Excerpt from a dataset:
******

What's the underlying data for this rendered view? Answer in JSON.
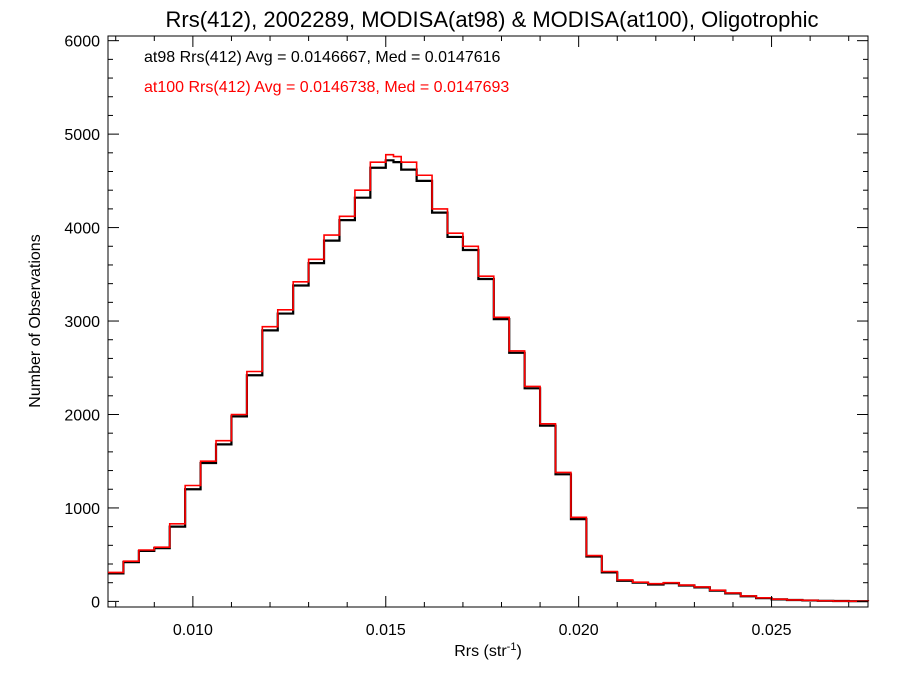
{
  "chart_data": {
    "type": "line",
    "title": "Rrs(412), 2002289, MODISA(at98) & MODISA(at100), Oligotrophic",
    "xlabel_text": "Rrs (str",
    "xlabel_sup": "-1",
    "xlabel_close": ")",
    "ylabel": "Number of Observations",
    "xlim": [
      0.0078,
      0.0275
    ],
    "ylim": [
      -60,
      6050
    ],
    "x_ticks": [
      0.01,
      0.015,
      0.02,
      0.025
    ],
    "x_tick_labels": [
      "0.010",
      "0.015",
      "0.020",
      "0.025"
    ],
    "y_ticks": [
      0,
      1000,
      2000,
      3000,
      4000,
      5000,
      6000
    ],
    "y_tick_labels": [
      "0",
      "1000",
      "2000",
      "3000",
      "4000",
      "5000",
      "6000"
    ],
    "grid": false,
    "annotations": [
      {
        "text": "at98 Rrs(412) Avg = 0.0146667, Med = 0.0147616",
        "color": "#000000"
      },
      {
        "text": "at100 Rrs(412) Avg = 0.0146738, Med = 0.0147693",
        "color": "#ff0000"
      }
    ],
    "series": [
      {
        "color": "#000000",
        "x": [
          0.0078,
          0.0082,
          0.0086,
          0.009,
          0.0094,
          0.0098,
          0.0102,
          0.0106,
          0.011,
          0.0114,
          0.0118,
          0.0122,
          0.0126,
          0.013,
          0.0134,
          0.0138,
          0.0142,
          0.0146,
          0.015,
          0.0152,
          0.0154,
          0.0158,
          0.0162,
          0.0166,
          0.017,
          0.0174,
          0.0178,
          0.0182,
          0.0186,
          0.019,
          0.0194,
          0.0198,
          0.0202,
          0.0206,
          0.021,
          0.0214,
          0.0218,
          0.0222,
          0.0226,
          0.023,
          0.0234,
          0.0238,
          0.0242,
          0.0246,
          0.025,
          0.0254,
          0.0258,
          0.0262,
          0.0266,
          0.027,
          0.0275
        ],
        "y": [
          300,
          420,
          540,
          570,
          800,
          1200,
          1480,
          1680,
          1980,
          2420,
          2900,
          3080,
          3380,
          3620,
          3860,
          4080,
          4320,
          4640,
          4720,
          4700,
          4620,
          4500,
          4160,
          3900,
          3760,
          3450,
          3020,
          2660,
          2280,
          1880,
          1360,
          880,
          480,
          310,
          220,
          200,
          180,
          195,
          170,
          150,
          115,
          85,
          55,
          35,
          22,
          15,
          10,
          6,
          4,
          2,
          1
        ]
      },
      {
        "color": "#ff0000",
        "x": [
          0.0078,
          0.0082,
          0.0086,
          0.009,
          0.0094,
          0.0098,
          0.0102,
          0.0106,
          0.011,
          0.0114,
          0.0118,
          0.0122,
          0.0126,
          0.013,
          0.0134,
          0.0138,
          0.0142,
          0.0146,
          0.015,
          0.0152,
          0.0154,
          0.0158,
          0.0162,
          0.0166,
          0.017,
          0.0174,
          0.0178,
          0.0182,
          0.0186,
          0.019,
          0.0194,
          0.0198,
          0.0202,
          0.0206,
          0.021,
          0.0214,
          0.0218,
          0.0222,
          0.0226,
          0.023,
          0.0234,
          0.0238,
          0.0242,
          0.0246,
          0.025,
          0.0254,
          0.0258,
          0.0262,
          0.0266,
          0.027,
          0.0275
        ],
        "y": [
          310,
          430,
          550,
          580,
          830,
          1240,
          1500,
          1720,
          2000,
          2460,
          2940,
          3120,
          3420,
          3660,
          3920,
          4120,
          4400,
          4700,
          4780,
          4760,
          4700,
          4560,
          4200,
          3940,
          3800,
          3480,
          3040,
          2680,
          2300,
          1900,
          1380,
          900,
          490,
          320,
          230,
          205,
          190,
          200,
          175,
          155,
          120,
          90,
          58,
          38,
          24,
          16,
          11,
          7,
          4,
          2,
          1
        ]
      }
    ]
  }
}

******

Your goal
Nothing but the pictures may be dropped; output the records above exactly.

Result for this exercise
What's the underlying data for this rendered view? Answer in JSON.
{
  "chart_data": {
    "type": "line",
    "title": "Rrs(412), 2002289, MODISA(at98) & MODISA(at100), Oligotrophic",
    "xlabel_text": "Rrs (str",
    "xlabel_sup": "-1",
    "xlabel_close": ")",
    "ylabel": "Number of Observations",
    "xlim": [
      0.0078,
      0.0275
    ],
    "ylim": [
      -60,
      6050
    ],
    "x_ticks": [
      0.01,
      0.015,
      0.02,
      0.025
    ],
    "x_tick_labels": [
      "0.010",
      "0.015",
      "0.020",
      "0.025"
    ],
    "y_ticks": [
      0,
      1000,
      2000,
      3000,
      4000,
      5000,
      6000
    ],
    "y_tick_labels": [
      "0",
      "1000",
      "2000",
      "3000",
      "4000",
      "5000",
      "6000"
    ],
    "grid": false,
    "annotations": [
      {
        "text": "at98 Rrs(412) Avg = 0.0146667, Med = 0.0147616",
        "color": "#000000"
      },
      {
        "text": "at100 Rrs(412) Avg = 0.0146738, Med = 0.0147693",
        "color": "#ff0000"
      }
    ],
    "series": [
      {
        "color": "#000000",
        "x": [
          0.0078,
          0.0082,
          0.0086,
          0.009,
          0.0094,
          0.0098,
          0.0102,
          0.0106,
          0.011,
          0.0114,
          0.0118,
          0.0122,
          0.0126,
          0.013,
          0.0134,
          0.0138,
          0.0142,
          0.0146,
          0.015,
          0.0152,
          0.0154,
          0.0158,
          0.0162,
          0.0166,
          0.017,
          0.0174,
          0.0178,
          0.0182,
          0.0186,
          0.019,
          0.0194,
          0.0198,
          0.0202,
          0.0206,
          0.021,
          0.0214,
          0.0218,
          0.0222,
          0.0226,
          0.023,
          0.0234,
          0.0238,
          0.0242,
          0.0246,
          0.025,
          0.0254,
          0.0258,
          0.0262,
          0.0266,
          0.027,
          0.0275
        ],
        "y": [
          300,
          420,
          540,
          570,
          800,
          1200,
          1480,
          1680,
          1980,
          2420,
          2900,
          3080,
          3380,
          3620,
          3860,
          4080,
          4320,
          4640,
          4720,
          4700,
          4620,
          4500,
          4160,
          3900,
          3760,
          3450,
          3020,
          2660,
          2280,
          1880,
          1360,
          880,
          480,
          310,
          220,
          200,
          180,
          195,
          170,
          150,
          115,
          85,
          55,
          35,
          22,
          15,
          10,
          6,
          4,
          2,
          1
        ]
      },
      {
        "color": "#ff0000",
        "x": [
          0.0078,
          0.0082,
          0.0086,
          0.009,
          0.0094,
          0.0098,
          0.0102,
          0.0106,
          0.011,
          0.0114,
          0.0118,
          0.0122,
          0.0126,
          0.013,
          0.0134,
          0.0138,
          0.0142,
          0.0146,
          0.015,
          0.0152,
          0.0154,
          0.0158,
          0.0162,
          0.0166,
          0.017,
          0.0174,
          0.0178,
          0.0182,
          0.0186,
          0.019,
          0.0194,
          0.0198,
          0.0202,
          0.0206,
          0.021,
          0.0214,
          0.0218,
          0.0222,
          0.0226,
          0.023,
          0.0234,
          0.0238,
          0.0242,
          0.0246,
          0.025,
          0.0254,
          0.0258,
          0.0262,
          0.0266,
          0.027,
          0.0275
        ],
        "y": [
          310,
          430,
          550,
          580,
          830,
          1240,
          1500,
          1720,
          2000,
          2460,
          2940,
          3120,
          3420,
          3660,
          3920,
          4120,
          4400,
          4700,
          4780,
          4760,
          4700,
          4560,
          4200,
          3940,
          3800,
          3480,
          3040,
          2680,
          2300,
          1900,
          1380,
          900,
          490,
          320,
          230,
          205,
          190,
          200,
          175,
          155,
          120,
          90,
          58,
          38,
          24,
          16,
          11,
          7,
          4,
          2,
          1
        ]
      }
    ]
  }
}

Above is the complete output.